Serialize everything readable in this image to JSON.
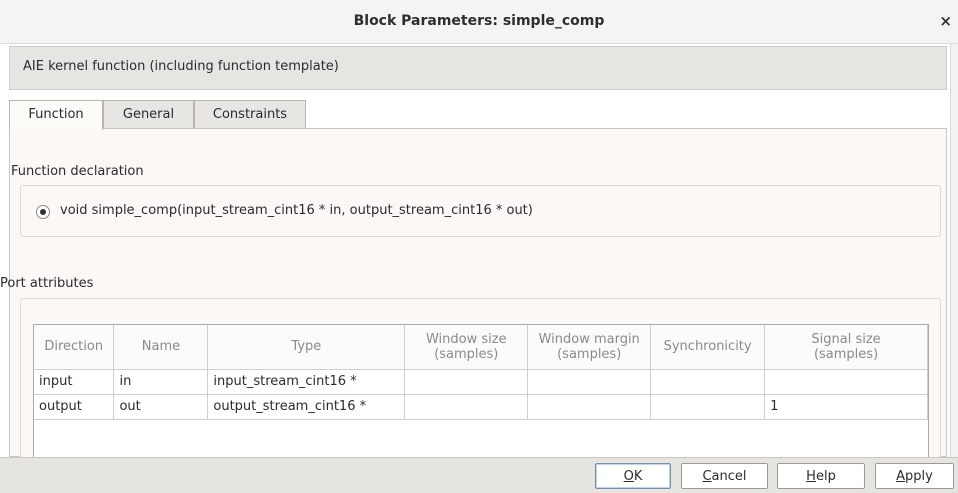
{
  "window": {
    "title": "Block Parameters: simple_comp",
    "close_glyph": "×"
  },
  "description": "AIE kernel function (including function template)",
  "tabs": [
    {
      "label": "Function",
      "active": true
    },
    {
      "label": "General",
      "active": false
    },
    {
      "label": "Constraints",
      "active": false
    }
  ],
  "function_section": {
    "label": "Function declaration",
    "declaration": "void simple_comp(input_stream_cint16 * in, output_stream_cint16 * out)",
    "selected": true
  },
  "ports_section": {
    "label": "Port attributes",
    "headers": [
      [
        "Direction"
      ],
      [
        "Name"
      ],
      [
        "Type"
      ],
      [
        "Window size",
        "(samples)"
      ],
      [
        "Window margin",
        "(samples)"
      ],
      [
        "Synchronicity"
      ],
      [
        "Signal size",
        "(samples)"
      ]
    ],
    "rows": [
      [
        "input",
        "in",
        "input_stream_cint16 *",
        "",
        "",
        "",
        ""
      ],
      [
        "output",
        "out",
        "output_stream_cint16 *",
        "",
        "",
        "",
        "1"
      ]
    ]
  },
  "buttons": {
    "ok": {
      "mnemonic": "O",
      "rest": "K"
    },
    "cancel": {
      "mnemonic": "C",
      "rest": "ancel"
    },
    "help": {
      "mnemonic": "H",
      "rest": "elp"
    },
    "apply": {
      "mnemonic": "A",
      "rest": "pply"
    }
  },
  "icons": {
    "close": "close-icon",
    "radio": "radio-selected-icon"
  }
}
= = =
◆ **Task prompt**: Every line above should be returned exactly; the pictures stay out.

◆ **Full response**:
Serialize everything readable in this image to JSON.
{
  "window": {
    "title": "Block Parameters: simple_comp",
    "close_glyph": "×"
  },
  "description": "AIE kernel function (including function template)",
  "tabs": [
    {
      "label": "Function",
      "active": true
    },
    {
      "label": "General",
      "active": false
    },
    {
      "label": "Constraints",
      "active": false
    }
  ],
  "function_section": {
    "label": "Function declaration",
    "declaration": "void simple_comp(input_stream_cint16 * in, output_stream_cint16 * out)",
    "selected": true
  },
  "ports_section": {
    "label": "Port attributes",
    "headers": [
      [
        "Direction"
      ],
      [
        "Name"
      ],
      [
        "Type"
      ],
      [
        "Window size",
        "(samples)"
      ],
      [
        "Window margin",
        "(samples)"
      ],
      [
        "Synchronicity"
      ],
      [
        "Signal size",
        "(samples)"
      ]
    ],
    "rows": [
      [
        "input",
        "in",
        "input_stream_cint16 *",
        "",
        "",
        "",
        ""
      ],
      [
        "output",
        "out",
        "output_stream_cint16 *",
        "",
        "",
        "",
        "1"
      ]
    ]
  },
  "buttons": {
    "ok": {
      "mnemonic": "O",
      "rest": "K"
    },
    "cancel": {
      "mnemonic": "C",
      "rest": "ancel"
    },
    "help": {
      "mnemonic": "H",
      "rest": "elp"
    },
    "apply": {
      "mnemonic": "A",
      "rest": "pply"
    }
  },
  "icons": {
    "close": "close-icon",
    "radio": "radio-selected-icon"
  }
}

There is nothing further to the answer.